▸ WHAT NEEDS TO BE DONE:
Within the records that follow, find every line containing the string "image". Copy those lines.
───── ENTRIES SUPPLIED
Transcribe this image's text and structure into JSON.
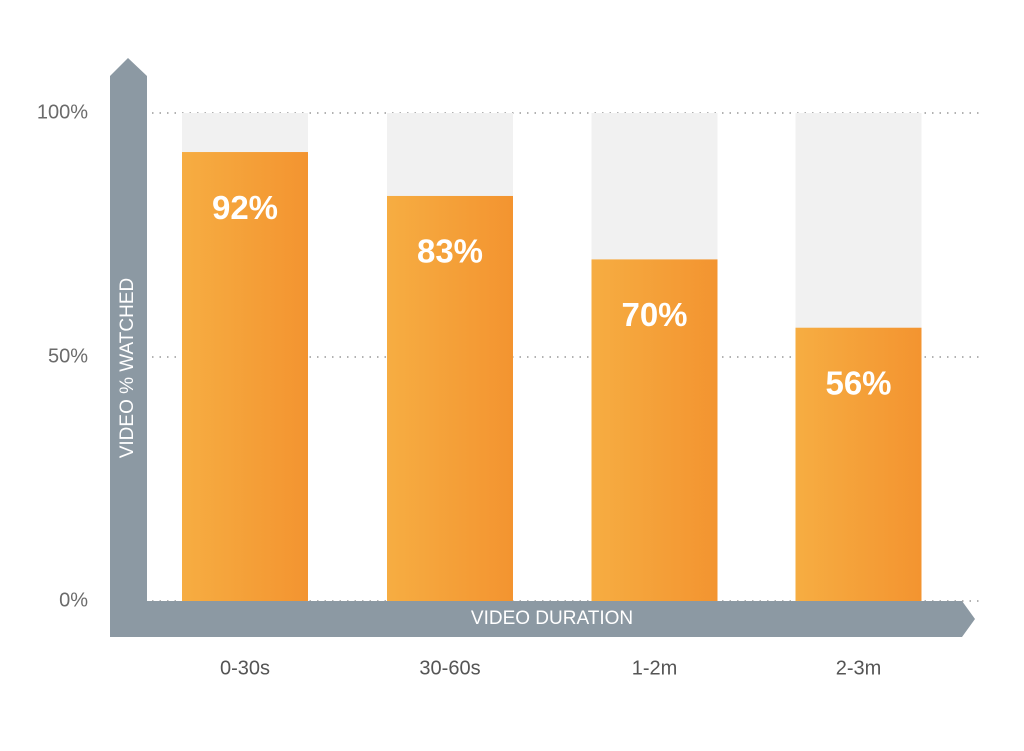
{
  "chart_data": {
    "type": "bar",
    "y_label": "VIDEO % WATCHED",
    "x_label": "VIDEO DURATION",
    "categories": [
      "0-30s",
      "30-60s",
      "1-2m",
      "2-3m"
    ],
    "values": [
      92,
      83,
      70,
      56
    ],
    "value_labels": [
      "92%",
      "83%",
      "70%",
      "56%"
    ],
    "color": "#f5a03a",
    "ylim": [
      0,
      100
    ],
    "yticks": [
      {
        "value": 0,
        "label": "0%"
      },
      {
        "value": 50,
        "label": "50%"
      },
      {
        "value": 100,
        "label": "100%"
      }
    ],
    "grid": true
  }
}
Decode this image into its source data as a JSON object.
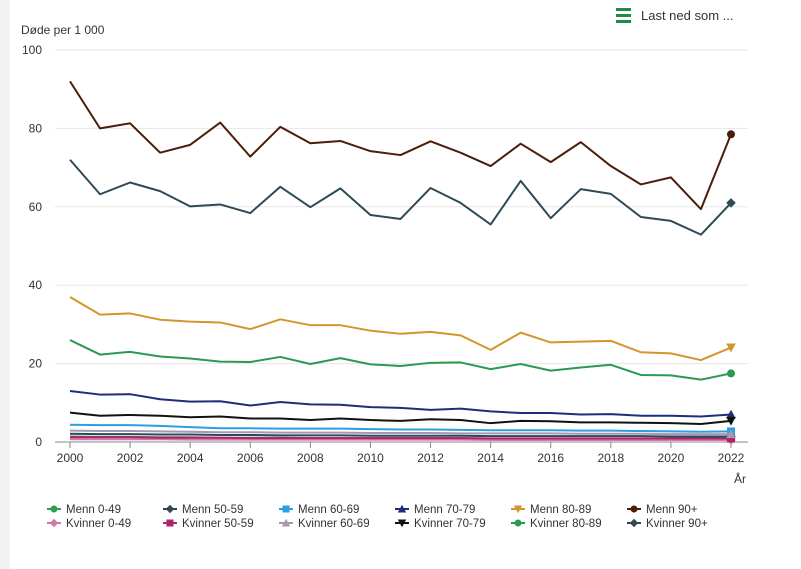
{
  "download": {
    "label": "Last ned som ...",
    "icon": "hamburger-menu-icon"
  },
  "chart_data": {
    "type": "line",
    "title": "",
    "ylabel": "Døde per 1 000",
    "xlabel": "År",
    "ylim": [
      0,
      100
    ],
    "yticks": [
      0,
      20,
      40,
      60,
      80,
      100
    ],
    "xticks": [
      2000,
      2002,
      2004,
      2006,
      2008,
      2010,
      2012,
      2014,
      2016,
      2018,
      2020,
      2022
    ],
    "grid": "horizontal",
    "legend_position": "bottom",
    "x": [
      2000,
      2001,
      2002,
      2003,
      2004,
      2005,
      2006,
      2007,
      2008,
      2009,
      2010,
      2011,
      2012,
      2013,
      2014,
      2015,
      2016,
      2017,
      2018,
      2019,
      2020,
      2021,
      2022
    ],
    "series": [
      {
        "name": "Menn 0-49",
        "color": "#2e9e5b",
        "marker": "circle",
        "values": [
          1.4,
          1.3,
          1.3,
          1.2,
          1.2,
          1.1,
          1.1,
          1.1,
          1.0,
          1.0,
          1.0,
          1.0,
          1.0,
          1.0,
          0.9,
          0.9,
          0.9,
          0.9,
          0.9,
          0.9,
          0.9,
          0.9,
          0.9
        ]
      },
      {
        "name": "Menn 50-59",
        "color": "#2f4858",
        "marker": "diamond",
        "values": [
          2.1,
          2.0,
          2.0,
          1.9,
          1.9,
          1.8,
          1.8,
          1.7,
          1.7,
          1.7,
          1.6,
          1.6,
          1.6,
          1.6,
          1.5,
          1.5,
          1.5,
          1.5,
          1.5,
          1.5,
          1.4,
          1.4,
          1.4
        ]
      },
      {
        "name": "Menn 60-69",
        "color": "#2b9fe0",
        "marker": "square",
        "values": [
          4.4,
          4.3,
          4.3,
          4.1,
          3.8,
          3.5,
          3.5,
          3.4,
          3.4,
          3.4,
          3.3,
          3.2,
          3.2,
          3.1,
          3.0,
          3.0,
          3.0,
          2.9,
          2.9,
          2.8,
          2.7,
          2.6,
          2.7
        ]
      },
      {
        "name": "Menn 70-79",
        "color": "#1f2d7a",
        "marker": "triangle",
        "values": [
          13.0,
          12.1,
          12.2,
          10.9,
          10.3,
          10.4,
          9.3,
          10.2,
          9.6,
          9.5,
          8.9,
          8.7,
          8.2,
          8.5,
          7.8,
          7.4,
          7.4,
          7.0,
          7.1,
          6.7,
          6.7,
          6.5,
          7.0
        ]
      },
      {
        "name": "Menn 80-89",
        "color": "#d4952a",
        "marker": "triangle-down",
        "values": [
          37.0,
          32.5,
          32.8,
          31.2,
          30.7,
          30.5,
          28.8,
          31.3,
          29.8,
          29.8,
          28.4,
          27.6,
          28.1,
          27.2,
          23.5,
          27.9,
          25.4,
          25.6,
          25.8,
          22.9,
          22.6,
          20.9,
          24.1
        ]
      },
      {
        "name": "Menn 90+",
        "color": "#4a1e08",
        "marker": "circle",
        "values": [
          92.0,
          80.0,
          81.3,
          73.8,
          75.8,
          81.5,
          72.8,
          80.4,
          76.2,
          76.8,
          74.2,
          73.2,
          76.7,
          73.8,
          70.4,
          76.1,
          71.4,
          76.5,
          70.4,
          65.7,
          67.5,
          59.4,
          78.5
        ]
      },
      {
        "name": "Kvinner 0-49",
        "color": "#d676b0",
        "marker": "diamond",
        "values": [
          0.7,
          0.7,
          0.7,
          0.7,
          0.6,
          0.6,
          0.6,
          0.6,
          0.6,
          0.6,
          0.6,
          0.6,
          0.6,
          0.6,
          0.5,
          0.5,
          0.5,
          0.5,
          0.5,
          0.5,
          0.5,
          0.5,
          0.5
        ]
      },
      {
        "name": "Kvinner 50-59",
        "color": "#b0226a",
        "marker": "square",
        "values": [
          1.2,
          1.2,
          1.2,
          1.1,
          1.1,
          1.1,
          1.0,
          1.0,
          1.0,
          1.0,
          1.0,
          1.0,
          1.0,
          1.0,
          0.9,
          0.9,
          0.9,
          0.9,
          0.9,
          0.9,
          0.9,
          0.9,
          0.9
        ]
      },
      {
        "name": "Kvinner 60-69",
        "color": "#a39ab0",
        "marker": "triangle",
        "values": [
          2.9,
          2.8,
          2.8,
          2.7,
          2.6,
          2.5,
          2.5,
          2.4,
          2.4,
          2.4,
          2.3,
          2.3,
          2.3,
          2.2,
          2.2,
          2.2,
          2.2,
          2.1,
          2.1,
          2.1,
          2.0,
          2.0,
          2.0
        ]
      },
      {
        "name": "Kvinner 70-79",
        "color": "#111111",
        "marker": "triangle-down",
        "values": [
          7.5,
          6.7,
          6.9,
          6.7,
          6.3,
          6.5,
          6.0,
          6.0,
          5.6,
          6.0,
          5.6,
          5.4,
          5.8,
          5.6,
          4.8,
          5.4,
          5.3,
          5.0,
          5.0,
          4.9,
          4.8,
          4.6,
          5.4
        ]
      },
      {
        "name": "Kvinner 80-89",
        "color": "#2a9a52",
        "marker": "circle",
        "values": [
          26.0,
          22.3,
          23.0,
          21.8,
          21.3,
          20.5,
          20.4,
          21.7,
          19.9,
          21.4,
          19.8,
          19.4,
          20.2,
          20.3,
          18.6,
          19.9,
          18.2,
          19.0,
          19.7,
          17.1,
          17.0,
          15.9,
          17.5
        ]
      },
      {
        "name": "Kvinner 90+",
        "color": "#2e4a57",
        "marker": "diamond",
        "values": [
          72.0,
          63.2,
          66.2,
          64.0,
          60.1,
          60.6,
          58.4,
          65.1,
          59.9,
          64.7,
          57.9,
          56.9,
          64.8,
          61.0,
          55.5,
          66.6,
          57.1,
          64.5,
          63.3,
          57.4,
          56.4,
          52.9,
          61.0
        ]
      }
    ]
  }
}
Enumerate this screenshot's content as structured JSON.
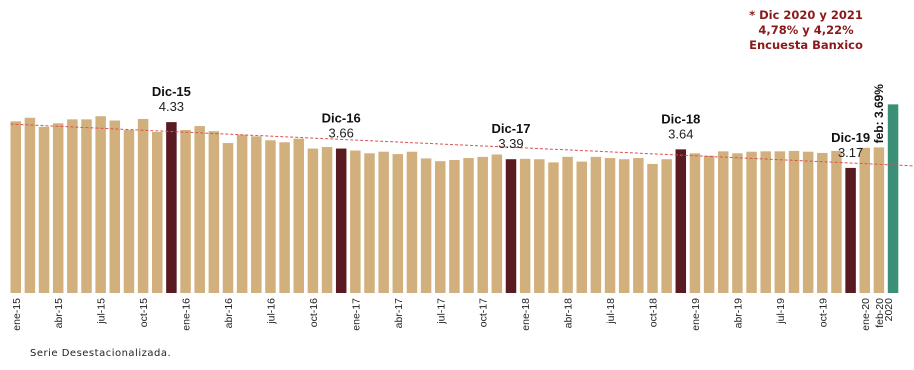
{
  "note": {
    "line1": "* Dic 2020 y 2021",
    "line2": "4,78% y 4,22%",
    "line3": "Encuesta Banxico"
  },
  "source": "Serie Desestacionalizada.",
  "colors": {
    "regular": "#d2b07e",
    "december": "#5a1a22",
    "forecast": "#3a8f76",
    "trend": "#d9534f"
  },
  "chart_data": {
    "type": "bar",
    "ylim": [
      0,
      5.6
    ],
    "grid": false,
    "categories": [
      "ene-15",
      "feb-15",
      "mar-15",
      "abr-15",
      "may-15",
      "jun-15",
      "jul-15",
      "ago-15",
      "sep-15",
      "oct-15",
      "nov-15",
      "dic-15",
      "ene-16",
      "feb-16",
      "mar-16",
      "abr-16",
      "may-16",
      "jun-16",
      "jul-16",
      "ago-16",
      "sep-16",
      "oct-16",
      "nov-16",
      "dic-16",
      "ene-17",
      "feb-17",
      "mar-17",
      "abr-17",
      "may-17",
      "jun-17",
      "jul-17",
      "ago-17",
      "sep-17",
      "oct-17",
      "nov-17",
      "dic-17",
      "ene-18",
      "feb-18",
      "mar-18",
      "abr-18",
      "may-18",
      "jun-18",
      "jul-18",
      "ago-18",
      "sep-18",
      "oct-18",
      "nov-18",
      "dic-18",
      "ene-19",
      "feb-19",
      "mar-19",
      "abr-19",
      "may-19",
      "jun-19",
      "jul-19",
      "ago-19",
      "sep-19",
      "oct-19",
      "nov-19",
      "dic-19",
      "ene-20",
      "feb-20"
    ],
    "values": [
      4.35,
      4.44,
      4.21,
      4.3,
      4.4,
      4.4,
      4.48,
      4.37,
      4.13,
      4.41,
      4.08,
      4.33,
      4.13,
      4.23,
      4.1,
      3.8,
      4.01,
      3.97,
      3.87,
      3.82,
      3.91,
      3.66,
      3.7,
      3.66,
      3.61,
      3.54,
      3.58,
      3.52,
      3.58,
      3.41,
      3.34,
      3.37,
      3.42,
      3.45,
      3.51,
      3.39,
      3.4,
      3.39,
      3.31,
      3.45,
      3.33,
      3.45,
      3.42,
      3.39,
      3.42,
      3.27,
      3.39,
      3.64,
      3.54,
      3.48,
      3.59,
      3.54,
      3.58,
      3.59,
      3.59,
      3.6,
      3.58,
      3.55,
      3.6,
      3.17,
      3.68,
      3.69
    ],
    "tick_labels": [
      "ene-15",
      "abr-15",
      "jul-15",
      "oct-15",
      "ene-16",
      "abr-16",
      "jul-16",
      "oct-16",
      "ene-17",
      "abr-17",
      "jul-17",
      "oct-17",
      "ene-18",
      "abr-18",
      "jul-18",
      "oct-18",
      "ene-19",
      "abr-19",
      "jul-19",
      "oct-19",
      "ene-20",
      "feb-20"
    ],
    "extra_tick_label": "2020",
    "highlights": [
      {
        "category": "dic-15",
        "label": "Dic-15",
        "value_text": "4.33"
      },
      {
        "category": "dic-16",
        "label": "Dic-16",
        "value_text": "3.66"
      },
      {
        "category": "dic-17",
        "label": "Dic-17",
        "value_text": "3.39"
      },
      {
        "category": "dic-18",
        "label": "Dic-18",
        "value_text": "3.64"
      },
      {
        "category": "dic-19",
        "label": "Dic-19",
        "value_text": "3.17"
      }
    ],
    "latest_label": "feb: 3.69%",
    "forecast_bar": {
      "value": 4.78
    },
    "trendline": {
      "start": 4.28,
      "end": 3.22
    }
  }
}
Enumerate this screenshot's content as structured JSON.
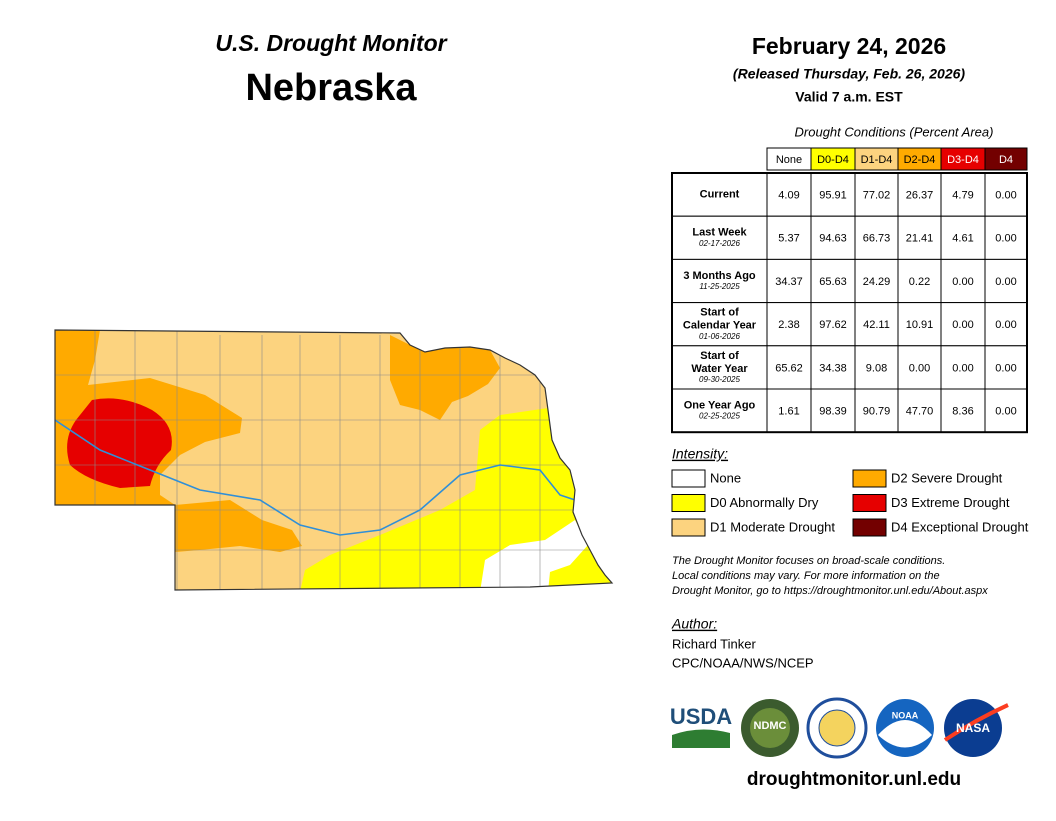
{
  "header": {
    "series_title": "U.S. Drought Monitor",
    "state": "Nebraska"
  },
  "dates": {
    "map_date": "February 24, 2026",
    "released": "(Released Thursday, Feb. 26, 2026)",
    "valid": "Valid 7 a.m. EST"
  },
  "table": {
    "caption": "Drought Conditions (Percent Area)",
    "columns": [
      {
        "label": "None",
        "color": "#ffffff"
      },
      {
        "label": "D0-D4",
        "color": "#ffff00"
      },
      {
        "label": "D1-D4",
        "color": "#fcd37f"
      },
      {
        "label": "D2-D4",
        "color": "#ffaa00"
      },
      {
        "label": "D3-D4",
        "color": "#e60000"
      },
      {
        "label": "D4",
        "color": "#730000"
      }
    ],
    "rows": [
      {
        "label": [
          "Current"
        ],
        "values": [
          "4.09",
          "95.91",
          "77.02",
          "26.37",
          "4.79",
          "0.00"
        ]
      },
      {
        "label": [
          "Last Week"
        ],
        "date": "02-17-2026",
        "values": [
          "5.37",
          "94.63",
          "66.73",
          "21.41",
          "4.61",
          "0.00"
        ]
      },
      {
        "label": [
          "3 Months Ago"
        ],
        "date": "11-25-2025",
        "values": [
          "34.37",
          "65.63",
          "24.29",
          "0.22",
          "0.00",
          "0.00"
        ]
      },
      {
        "label": [
          "Start of",
          "Calendar Year"
        ],
        "date": "01-06-2026",
        "values": [
          "2.38",
          "97.62",
          "42.11",
          "10.91",
          "0.00",
          "0.00"
        ]
      },
      {
        "label": [
          "Start of",
          "Water Year"
        ],
        "date": "09-30-2025",
        "values": [
          "65.62",
          "34.38",
          "9.08",
          "0.00",
          "0.00",
          "0.00"
        ]
      },
      {
        "label": [
          "One Year Ago"
        ],
        "date": "02-25-2025",
        "values": [
          "1.61",
          "98.39",
          "90.79",
          "47.70",
          "8.36",
          "0.00"
        ]
      }
    ]
  },
  "legend": {
    "title": "Intensity:",
    "items": [
      {
        "label": "None",
        "color": "#ffffff"
      },
      {
        "label": "D0 Abnormally Dry",
        "color": "#ffff00"
      },
      {
        "label": "D1 Moderate Drought",
        "color": "#fcd37f"
      },
      {
        "label": "D2 Severe Drought",
        "color": "#ffaa00"
      },
      {
        "label": "D3 Extreme Drought",
        "color": "#e60000"
      },
      {
        "label": "D4 Exceptional Drought",
        "color": "#730000"
      }
    ]
  },
  "note": [
    "The Drought Monitor focuses on broad-scale conditions.",
    "Local conditions may vary. For more information on the",
    "Drought Monitor, go to https://droughtmonitor.unl.edu/About.aspx"
  ],
  "author": {
    "heading": "Author:",
    "name": "Richard Tinker",
    "organization": "CPC/NOAA/NWS/NCEP"
  },
  "logos": {
    "usda": "USDA",
    "ndmc": "NDMC",
    "noaa": "NOAA",
    "nasa": "NASA"
  },
  "footer": {
    "url": "droughtmonitor.unl.edu"
  }
}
──────────
▸ CORRECT RESULT:
Transcribe this image's text and structure into JSON.
Decode this image into its source data as a JSON object.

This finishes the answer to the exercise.